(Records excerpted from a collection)
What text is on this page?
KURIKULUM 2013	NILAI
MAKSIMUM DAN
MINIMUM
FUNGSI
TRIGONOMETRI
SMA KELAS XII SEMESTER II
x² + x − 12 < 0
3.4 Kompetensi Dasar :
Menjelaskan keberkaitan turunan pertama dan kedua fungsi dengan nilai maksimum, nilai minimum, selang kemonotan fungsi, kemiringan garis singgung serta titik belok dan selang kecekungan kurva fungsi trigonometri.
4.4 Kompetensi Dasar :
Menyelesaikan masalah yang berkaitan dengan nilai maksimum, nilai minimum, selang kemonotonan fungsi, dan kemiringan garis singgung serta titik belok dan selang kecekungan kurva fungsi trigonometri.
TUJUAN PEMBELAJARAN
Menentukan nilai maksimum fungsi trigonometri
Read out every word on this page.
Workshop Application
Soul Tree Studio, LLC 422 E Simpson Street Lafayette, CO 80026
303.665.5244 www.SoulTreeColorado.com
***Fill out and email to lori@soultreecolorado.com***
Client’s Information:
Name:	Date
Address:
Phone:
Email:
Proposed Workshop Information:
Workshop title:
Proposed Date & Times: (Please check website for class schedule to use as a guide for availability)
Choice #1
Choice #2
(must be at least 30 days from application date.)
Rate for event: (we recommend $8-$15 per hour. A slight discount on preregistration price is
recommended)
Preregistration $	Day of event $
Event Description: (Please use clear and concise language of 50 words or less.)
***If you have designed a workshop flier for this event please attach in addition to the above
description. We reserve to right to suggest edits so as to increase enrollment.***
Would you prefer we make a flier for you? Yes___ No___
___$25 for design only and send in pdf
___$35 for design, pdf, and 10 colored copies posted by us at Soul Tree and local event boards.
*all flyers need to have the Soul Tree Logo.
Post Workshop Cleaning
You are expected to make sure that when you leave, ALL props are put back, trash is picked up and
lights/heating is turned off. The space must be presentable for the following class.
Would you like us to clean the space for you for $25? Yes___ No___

Problem to solve: Exactly reproduce every line of the data above.

Reply to the exercise:
What text is on this page?
KURIKULUM 2013	NILAI
MAKSIMUM DAN
MINIMUM
FUNGSI
TRIGONOMETRI
SMA KELAS XII SEMESTER II
x² + x − 12 < 0
3.4 Kompetensi Dasar :
Menjelaskan keberkaitan turunan pertama dan kedua fungsi dengan nilai maksimum, nilai minimum, selang kemonotan fungsi, kemiringan garis singgung serta titik belok dan selang kecekungan kurva fungsi trigonometri.
4.4 Kompetensi Dasar :
Menyelesaikan masalah yang berkaitan dengan nilai maksimum, nilai minimum, selang kemonotonan fungsi, dan kemiringan garis singgung serta titik belok dan selang kecekungan kurva fungsi trigonometri.
TUJUAN PEMBELAJARAN
Menentukan nilai maksimum fungsi trigonometri
Read out every word on this page.
Workshop Application
Soul Tree Studio, LLC 422 E Simpson Street Lafayette, CO 80026
303.665.5244 www.SoulTreeColorado.com
***Fill out and email to lori@soultreecolorado.com***
Client’s Information:
Name:	Date
Address:
Phone:
Email:
Proposed Workshop Information:
Workshop title:
Proposed Date & Times: (Please check website for class schedule to use as a guide for availability)
Choice #1
Choice #2
(must be at least 30 days from application date.)
Rate for event: (we recommend $8-$15 per hour. A slight discount on preregistration price is
recommended)
Preregistration $	Day of event $
Event Description: (Please use clear and concise language of 50 words or less.)
***If you have designed a workshop flier for this event please attach in addition to the above
description. We reserve to right to suggest edits so as to increase enrollment.***
Would you prefer we make a flier for you? Yes___ No___
___$25 for design only and send in pdf
___$35 for design, pdf, and 10 colored copies posted by us at Soul Tree and local event boards.
*all flyers need to have the Soul Tree Logo.
Post Workshop Cleaning
You are expected to make sure that when you leave, ALL props are put back, trash is picked up and
lights/heating is turned off. The space must be presentable for the following class.
Would you like us to clean the space for you for $25? Yes___ No___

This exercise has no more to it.